— BEGIN DATASET EXTRACT —
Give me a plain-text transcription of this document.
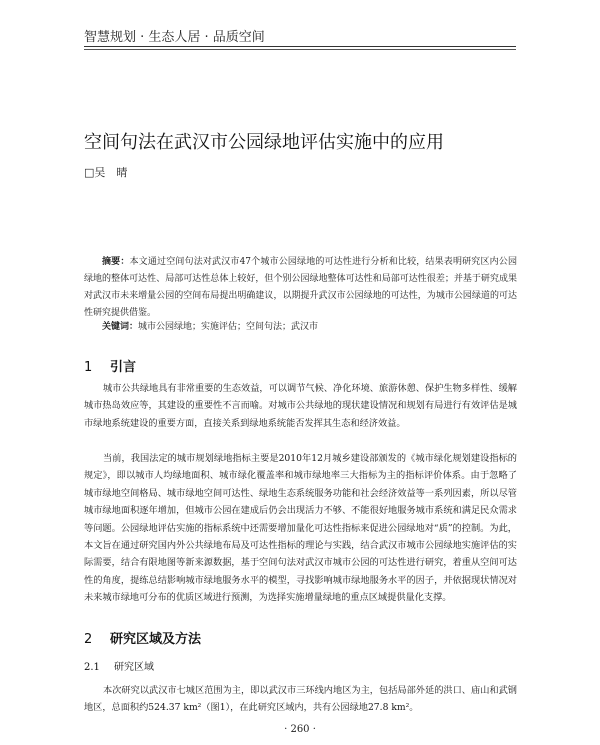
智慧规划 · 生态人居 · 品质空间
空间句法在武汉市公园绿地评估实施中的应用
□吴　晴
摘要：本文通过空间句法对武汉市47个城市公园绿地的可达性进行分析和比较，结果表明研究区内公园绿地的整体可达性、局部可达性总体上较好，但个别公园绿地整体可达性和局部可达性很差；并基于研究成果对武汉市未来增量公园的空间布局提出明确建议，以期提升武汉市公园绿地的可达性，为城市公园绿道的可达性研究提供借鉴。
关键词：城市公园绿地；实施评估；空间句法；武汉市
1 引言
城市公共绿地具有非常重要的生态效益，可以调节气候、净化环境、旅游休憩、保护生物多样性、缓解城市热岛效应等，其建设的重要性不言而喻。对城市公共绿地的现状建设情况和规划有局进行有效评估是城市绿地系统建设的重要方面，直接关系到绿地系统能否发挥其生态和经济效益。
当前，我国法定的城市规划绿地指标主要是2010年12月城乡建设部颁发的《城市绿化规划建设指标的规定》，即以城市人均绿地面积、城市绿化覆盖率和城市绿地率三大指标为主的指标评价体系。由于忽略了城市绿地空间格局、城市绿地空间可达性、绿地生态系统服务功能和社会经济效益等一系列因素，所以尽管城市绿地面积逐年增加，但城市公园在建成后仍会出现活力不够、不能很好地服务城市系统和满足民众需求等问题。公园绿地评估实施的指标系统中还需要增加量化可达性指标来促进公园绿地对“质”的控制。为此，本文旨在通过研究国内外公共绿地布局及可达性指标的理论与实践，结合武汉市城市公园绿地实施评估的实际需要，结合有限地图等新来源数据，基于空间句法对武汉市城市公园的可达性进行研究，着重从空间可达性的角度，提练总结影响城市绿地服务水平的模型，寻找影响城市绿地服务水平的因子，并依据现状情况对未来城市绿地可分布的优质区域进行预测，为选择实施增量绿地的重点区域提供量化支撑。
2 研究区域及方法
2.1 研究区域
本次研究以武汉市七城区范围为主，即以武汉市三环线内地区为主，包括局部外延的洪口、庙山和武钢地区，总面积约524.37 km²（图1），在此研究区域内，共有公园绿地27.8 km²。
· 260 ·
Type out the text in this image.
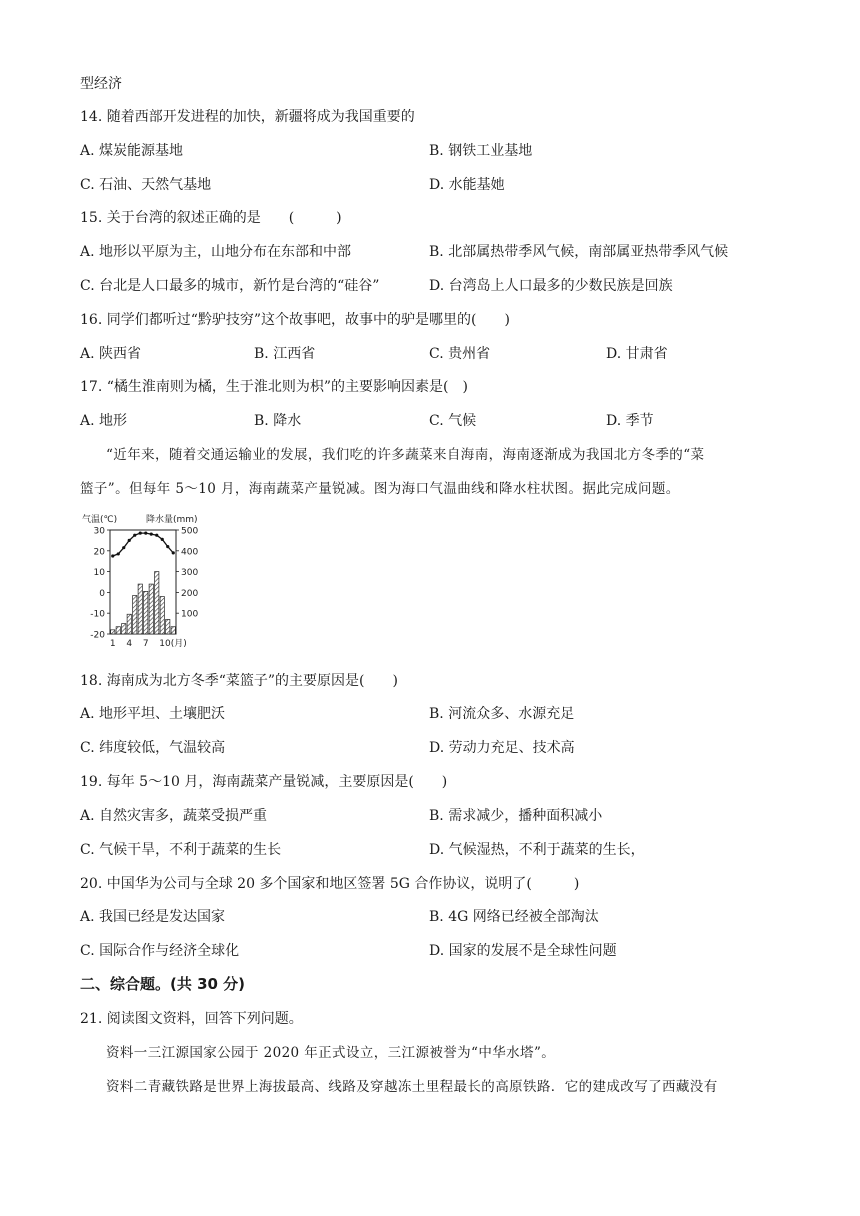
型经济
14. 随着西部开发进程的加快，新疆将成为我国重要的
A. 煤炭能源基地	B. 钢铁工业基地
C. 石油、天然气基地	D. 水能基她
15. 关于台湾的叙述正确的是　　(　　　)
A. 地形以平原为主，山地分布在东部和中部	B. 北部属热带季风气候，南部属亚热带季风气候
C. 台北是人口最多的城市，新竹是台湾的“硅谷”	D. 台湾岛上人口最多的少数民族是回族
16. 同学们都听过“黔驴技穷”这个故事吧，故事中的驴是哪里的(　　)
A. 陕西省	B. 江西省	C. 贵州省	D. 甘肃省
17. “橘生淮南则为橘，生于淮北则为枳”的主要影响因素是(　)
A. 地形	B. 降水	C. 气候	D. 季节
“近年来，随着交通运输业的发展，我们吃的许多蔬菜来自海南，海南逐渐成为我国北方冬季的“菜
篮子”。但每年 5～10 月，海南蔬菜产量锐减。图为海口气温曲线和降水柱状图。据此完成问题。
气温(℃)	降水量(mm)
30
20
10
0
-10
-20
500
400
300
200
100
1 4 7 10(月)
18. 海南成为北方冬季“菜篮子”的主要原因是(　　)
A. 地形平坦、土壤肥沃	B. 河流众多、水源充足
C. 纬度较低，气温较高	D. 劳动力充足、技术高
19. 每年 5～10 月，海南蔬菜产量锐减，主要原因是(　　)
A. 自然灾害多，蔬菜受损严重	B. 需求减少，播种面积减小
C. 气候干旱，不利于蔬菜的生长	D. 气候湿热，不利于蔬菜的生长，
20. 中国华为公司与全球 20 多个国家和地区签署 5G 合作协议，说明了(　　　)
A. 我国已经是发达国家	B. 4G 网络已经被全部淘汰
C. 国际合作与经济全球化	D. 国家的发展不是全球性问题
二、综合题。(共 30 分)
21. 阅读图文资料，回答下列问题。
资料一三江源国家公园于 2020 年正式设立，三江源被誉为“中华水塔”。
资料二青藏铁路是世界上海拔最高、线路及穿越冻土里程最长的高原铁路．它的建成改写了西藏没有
— END DATASET EXTRACT —
- EXERCISE BRIEF: Copy out each line of the records that holds the string "text".

- RESPONSE TO THE EXERCISE:
Give me a plain-text transcription of this document.
Type out the text in this image.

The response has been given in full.